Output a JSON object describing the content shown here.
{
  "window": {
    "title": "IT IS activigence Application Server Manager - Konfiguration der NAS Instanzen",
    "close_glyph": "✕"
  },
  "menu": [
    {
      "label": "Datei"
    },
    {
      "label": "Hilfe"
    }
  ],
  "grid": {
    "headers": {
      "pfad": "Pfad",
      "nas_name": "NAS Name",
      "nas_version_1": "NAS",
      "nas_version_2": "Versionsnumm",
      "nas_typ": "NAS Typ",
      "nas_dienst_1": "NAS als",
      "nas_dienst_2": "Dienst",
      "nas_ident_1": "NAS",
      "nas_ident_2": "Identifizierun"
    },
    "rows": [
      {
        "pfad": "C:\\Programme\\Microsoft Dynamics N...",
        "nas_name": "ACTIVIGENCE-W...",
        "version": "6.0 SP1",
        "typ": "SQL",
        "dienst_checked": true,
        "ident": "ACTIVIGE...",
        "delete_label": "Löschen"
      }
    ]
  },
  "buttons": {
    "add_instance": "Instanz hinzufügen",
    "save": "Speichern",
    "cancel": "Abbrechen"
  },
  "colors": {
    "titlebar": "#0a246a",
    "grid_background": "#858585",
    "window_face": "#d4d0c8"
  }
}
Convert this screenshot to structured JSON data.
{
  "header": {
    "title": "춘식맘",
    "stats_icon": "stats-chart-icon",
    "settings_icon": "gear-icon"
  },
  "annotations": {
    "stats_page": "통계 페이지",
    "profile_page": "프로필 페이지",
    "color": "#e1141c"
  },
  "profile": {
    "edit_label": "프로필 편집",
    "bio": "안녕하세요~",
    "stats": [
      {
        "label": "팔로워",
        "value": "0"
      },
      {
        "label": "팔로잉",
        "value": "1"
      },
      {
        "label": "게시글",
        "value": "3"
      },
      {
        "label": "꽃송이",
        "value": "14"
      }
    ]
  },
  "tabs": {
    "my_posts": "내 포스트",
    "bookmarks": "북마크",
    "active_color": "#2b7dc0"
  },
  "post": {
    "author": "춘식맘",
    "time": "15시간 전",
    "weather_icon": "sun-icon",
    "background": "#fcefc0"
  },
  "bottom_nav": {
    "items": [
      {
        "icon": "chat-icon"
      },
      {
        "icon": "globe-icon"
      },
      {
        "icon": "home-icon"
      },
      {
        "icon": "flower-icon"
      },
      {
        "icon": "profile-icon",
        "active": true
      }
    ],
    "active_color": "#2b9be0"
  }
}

▸ What the task requires: Reproduce all data above, unchanged.

▸ Answer to this task:
Output a JSON object describing the content shown here.
{
  "window": {
    "title": "IT IS activigence Application Server Manager - Konfiguration der NAS Instanzen",
    "close_glyph": "✕"
  },
  "menu": [
    {
      "label": "Datei"
    },
    {
      "label": "Hilfe"
    }
  ],
  "grid": {
    "headers": {
      "pfad": "Pfad",
      "nas_name": "NAS Name",
      "nas_version_1": "NAS",
      "nas_version_2": "Versionsnumm",
      "nas_typ": "NAS Typ",
      "nas_dienst_1": "NAS als",
      "nas_dienst_2": "Dienst",
      "nas_ident_1": "NAS",
      "nas_ident_2": "Identifizierun"
    },
    "rows": [
      {
        "pfad": "C:\\Programme\\Microsoft Dynamics N...",
        "nas_name": "ACTIVIGENCE-W...",
        "version": "6.0 SP1",
        "typ": "SQL",
        "dienst_checked": true,
        "ident": "ACTIVIGE...",
        "delete_label": "Löschen"
      }
    ]
  },
  "buttons": {
    "add_instance": "Instanz hinzufügen",
    "save": "Speichern",
    "cancel": "Abbrechen"
  },
  "colors": {
    "titlebar": "#0a246a",
    "grid_background": "#858585",
    "window_face": "#d4d0c8"
  }
}
Convert this screenshot to structured JSON data.
{
  "header": {
    "title": "춘식맘",
    "stats_icon": "stats-chart-icon",
    "settings_icon": "gear-icon"
  },
  "annotations": {
    "stats_page": "통계 페이지",
    "profile_page": "프로필 페이지",
    "color": "#e1141c"
  },
  "profile": {
    "edit_label": "프로필 편집",
    "bio": "안녕하세요~",
    "stats": [
      {
        "label": "팔로워",
        "value": "0"
      },
      {
        "label": "팔로잉",
        "value": "1"
      },
      {
        "label": "게시글",
        "value": "3"
      },
      {
        "label": "꽃송이",
        "value": "14"
      }
    ]
  },
  "tabs": {
    "my_posts": "내 포스트",
    "bookmarks": "북마크",
    "active_color": "#2b7dc0"
  },
  "post": {
    "author": "춘식맘",
    "time": "15시간 전",
    "weather_icon": "sun-icon",
    "background": "#fcefc0"
  },
  "bottom_nav": {
    "items": [
      {
        "icon": "chat-icon"
      },
      {
        "icon": "globe-icon"
      },
      {
        "icon": "home-icon"
      },
      {
        "icon": "flower-icon"
      },
      {
        "icon": "profile-icon",
        "active": true
      }
    ],
    "active_color": "#2b9be0"
  }
}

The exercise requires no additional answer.